*YOUR GOAL*: Exclude any images and output the remaining records exactly.

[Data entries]
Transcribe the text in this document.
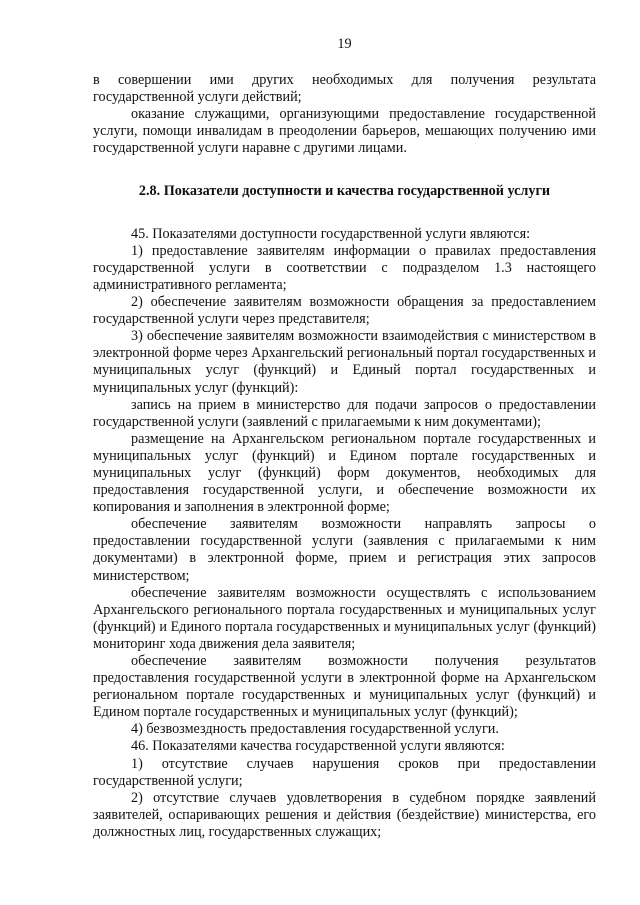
19

в совершении ими других необходимых для получения результата государственной услуги действий;

оказание служащими, организующими предоставление государственной услуги, помощи инвалидам в преодолении барьеров, мешающих получению ими государственной услуги наравне с другими лицами.

2.8. Показатели доступности и качества государственной услуги

45. Показателями доступности государственной услуги являются:

1) предоставление заявителям информации о правилах предоставления государственной услуги в соответствии с подразделом 1.3 настоящего административного регламента;

2) обеспечение заявителям возможности обращения за предоставлением государственной услуги через представителя;

3) обеспечение заявителям возможности взаимодействия с министерством в электронной форме через Архангельский региональный портал государственных и муниципальных услуг (функций) и Единый портал государственных и муниципальных услуг (функций):

запись на прием в министерство для подачи запросов о предоставлении государственной услуги (заявлений с прилагаемыми к ним документами);

размещение на Архангельском региональном портале государственных и муниципальных услуг (функций) и Едином портале государственных и муниципальных услуг (функций) форм документов, необходимых для предоставления государственной услуги, и обеспечение возможности их копирования и заполнения в электронной форме;

обеспечение заявителям возможности направлять запросы о предоставлении государственной услуги (заявления с прилагаемыми к ним документами) в электронной форме, прием и регистрация этих запросов министерством;

обеспечение заявителям возможности осуществлять с использованием Архангельского регионального портала государственных и муниципальных услуг (функций) и Единого портала государственных и муниципальных услуг (функций) мониторинг хода движения дела заявителя;

обеспечение заявителям возможности получения результатов предоставления государственной услуги в электронной форме на Архангельском региональном портале государственных и муниципальных услуг (функций) и Едином портале государственных и муниципальных услуг (функций);

4) безвозмездность предоставления государственной услуги.

46. Показателями качества государственной услуги являются:

1) отсутствие случаев нарушения сроков при предоставлении государственной услуги;

2) отсутствие случаев удовлетворения в судебном порядке заявлений заявителей, оспаривающих решения и действия (бездействие) министерства, его должностных лиц, государственных служащих;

*ANSWER TO THIS PROBLEM*:
Transcribe the text in this document.
19

в совершении ими других необходимых для получения результата государственной услуги действий;

оказание служащими, организующими предоставление государственной услуги, помощи инвалидам в преодолении барьеров, мешающих получению ими государственной услуги наравне с другими лицами.

2.8. Показатели доступности и качества государственной услуги

45. Показателями доступности государственной услуги являются:

1) предоставление заявителям информации о правилах предоставления государственной услуги в соответствии с подразделом 1.3 настоящего административного регламента;

2) обеспечение заявителям возможности обращения за предоставлением государственной услуги через представителя;

3) обеспечение заявителям возможности взаимодействия с министерством в электронной форме через Архангельский региональный портал государственных и муниципальных услуг (функций) и Единый портал государственных и муниципальных услуг (функций):

запись на прием в министерство для подачи запросов о предоставлении государственной услуги (заявлений с прилагаемыми к ним документами);

размещение на Архангельском региональном портале государственных и муниципальных услуг (функций) и Едином портале государственных и муниципальных услуг (функций) форм документов, необходимых для предоставления государственной услуги, и обеспечение возможности их копирования и заполнения в электронной форме;

обеспечение заявителям возможности направлять запросы о предоставлении государственной услуги (заявления с прилагаемыми к ним документами) в электронной форме, прием и регистрация этих запросов министерством;

обеспечение заявителям возможности осуществлять с использованием Архангельского регионального портала государственных и муниципальных услуг (функций) и Единого портала государственных и муниципальных услуг (функций) мониторинг хода движения дела заявителя;

обеспечение заявителям возможности получения результатов предоставления государственной услуги в электронной форме на Архангельском региональном портале государственных и муниципальных услуг (функций) и Едином портале государственных и муниципальных услуг (функций);

4) безвозмездность предоставления государственной услуги.

46. Показателями качества государственной услуги являются:

1) отсутствие случаев нарушения сроков при предоставлении государственной услуги;

2) отсутствие случаев удовлетворения в судебном порядке заявлений заявителей, оспаривающих решения и действия (бездействие) министерства, его должностных лиц, государственных служащих;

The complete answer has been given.